Provide the number of lines where the word "当不能满足上述要求时" occurs, and no other text.

--- Material provided ---

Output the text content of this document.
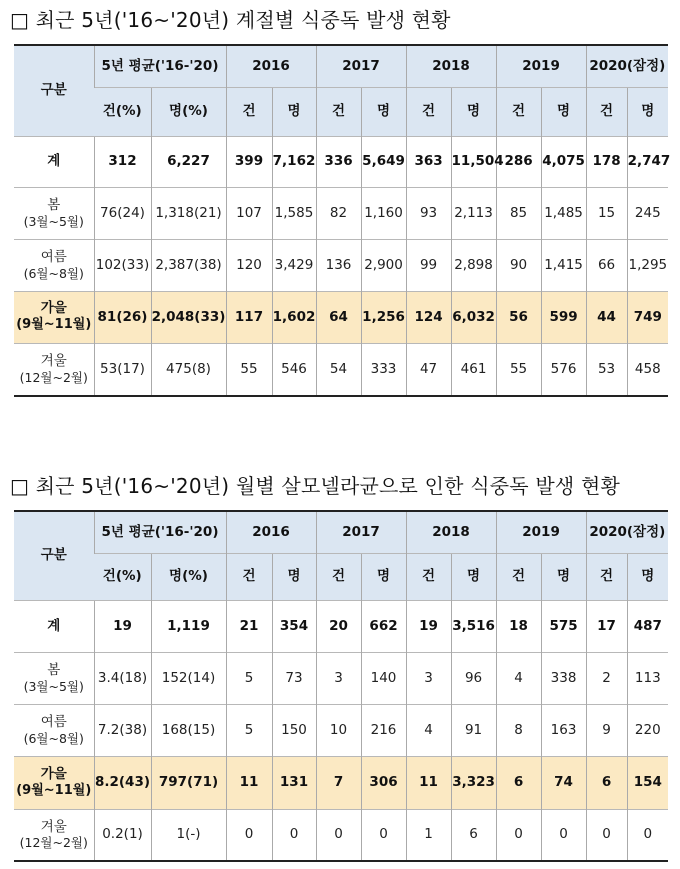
□ 최근 5년('16~'20년) 계절별 식중독 발생 현황
구분	5년 평균('16-'20)		2016		2017		2018		2019		2020(잠정)	
	건(%)	명(%)	건	명	건	명	건	명	건	명	건	명
계	312	6,227	399	7,162	336	5,649	363	11,504	286	4,075	178	2,747
봄
(3월~5월)	76(24)	1,318(21)	107	1,585	82	1,160	93	2,113	85	1,485	15	245
여름
(6월~8월)	102(33)	2,387(38)	120	3,429	136	2,900	99	2,898	90	1,415	66	1,295
가을
(9월~11월)	81(26)	2,048(33)	117	1,602	64	1,256	124	6,032	56	599	44	749
겨울
(12월~2월)	53(17)	475(8)	55	546	54	333	47	461	55	576	53	458
□ 최근 5년('16~'20년) 월별 살모넬라균으로 인한 식중독 발생 현황
구분	5년 평균('16-'20)		2016		2017		2018		2019		2020(잠정)	
	건(%)	명(%)	건	명	건	명	건	명	건	명	건	명
계	19	1,119	21	354	20	662	19	3,516	18	575	17	487
봄
(3월~5월)	3.4(18)	152(14)	5	73	3	140	3	96	4	338	2	113
여름
(6월~8월)	7.2(38)	168(15)	5	150	10	216	4	91	8	163	9	220
가을
(9월~11월)	8.2(43)	797(71)	11	131	7	306	11	3,323	6	74	6	154
겨울
(12월~2월)	0.2(1)	1(-)	0	0	0	0	1	6	0	0	0	0
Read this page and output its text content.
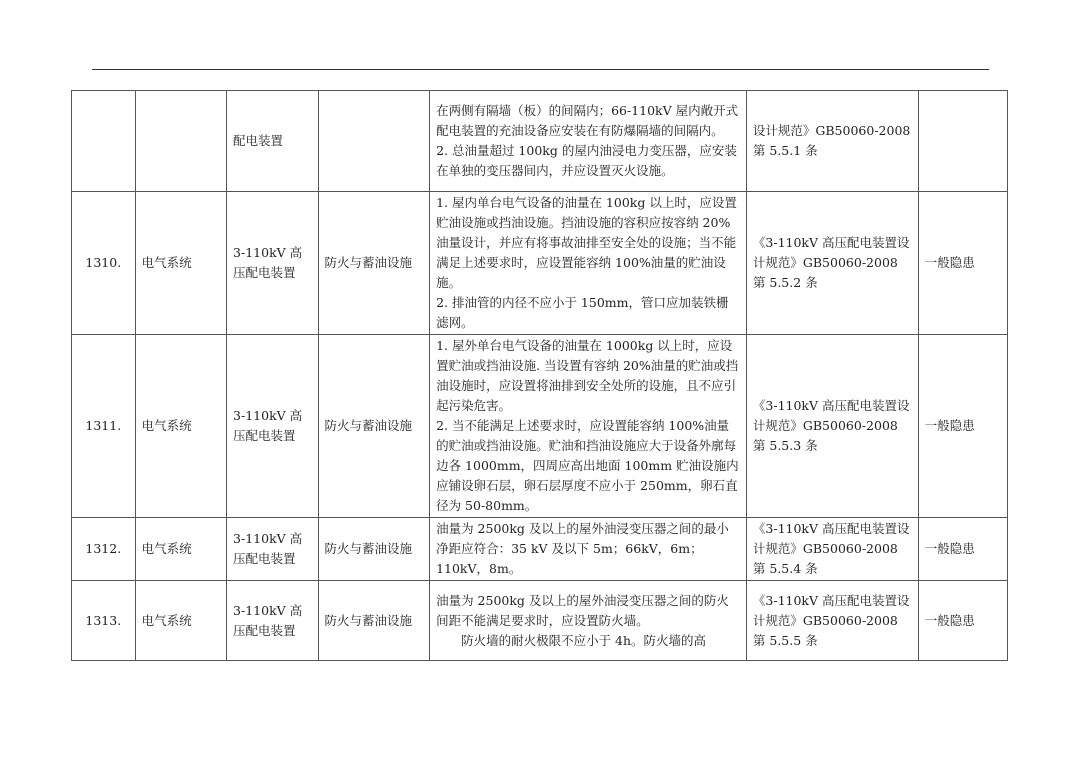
		配电装置		在两侧有隔墙（板）的间隔内；66-110kV 屋内敞开式配电装置的充油设备应安装在有防爆隔墙的间隔内。
2. 总油量超过 100kg 的屋内油浸电力变压器，应安装在单独的变压器间内，并应设置灭火设施。	设计规范》GB50060-2008 第 5.5.1 条	
1310.	电气系统	3-110kV 高压配电装置	防火与蓄油设施	1. 屋内单台电气设备的油量在 100kg 以上时，应设置贮油设施或挡油设施。挡油设施的容积应按容纳 20%油量设计，并应有将事故油排至安全处的设施；当不能满足上述要求时，应设置能容纳 100%油量的贮油设施。
2. 排油管的内径不应小于 150mm，管口应加装铁栅滤网。	《3-110kV 高压配电装置设计规范》GB50060-2008 第 5.5.2 条	一般隐患
1311.	电气系统	3-110kV 高压配电装置	防火与蓄油设施	1. 屋外单台电气设备的油量在 1000kg 以上时，应设置贮油或挡油设施. 当设置有容纳 20%油量的贮油或挡油设施时，应设置将油排到安全处所的设施，且不应引起污染危害。
2. 当不能满足上述要求时，应设置能容纳 100%油量的贮油或挡油设施。贮油和挡油设施应大于设备外廓每边各 1000mm，四周应高出地面 100mm 贮油设施内应铺设卵石层，卵石层厚度不应小于 250mm，卵石直径为 50-80mm。	《3-110kV 高压配电装置设计规范》GB50060-2008 第 5.5.3 条	一般隐患
1312.	电气系统	3-110kV 高压配电装置	防火与蓄油设施	油量为 2500kg 及以上的屋外油浸变压器之间的最小净距应符合：35 kV 及以下 5m；66kV，6m；110kV，8m。	《3-110kV 高压配电装置设计规范》GB50060-2008 第 5.5.4 条	一般隐患
1313.	电气系统	3-110kV 高压配电装置	防火与蓄油设施	油量为 2500kg 及以上的屋外油浸变压器之间的防火间距不能满足要求时，应设置防火墙。
防火墙的耐火极限不应小于 4h。防火墙的高	《3-110kV 高压配电装置设计规范》GB50060-2008 第 5.5.5 条	一般隐患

---

Solution to this exercise:
2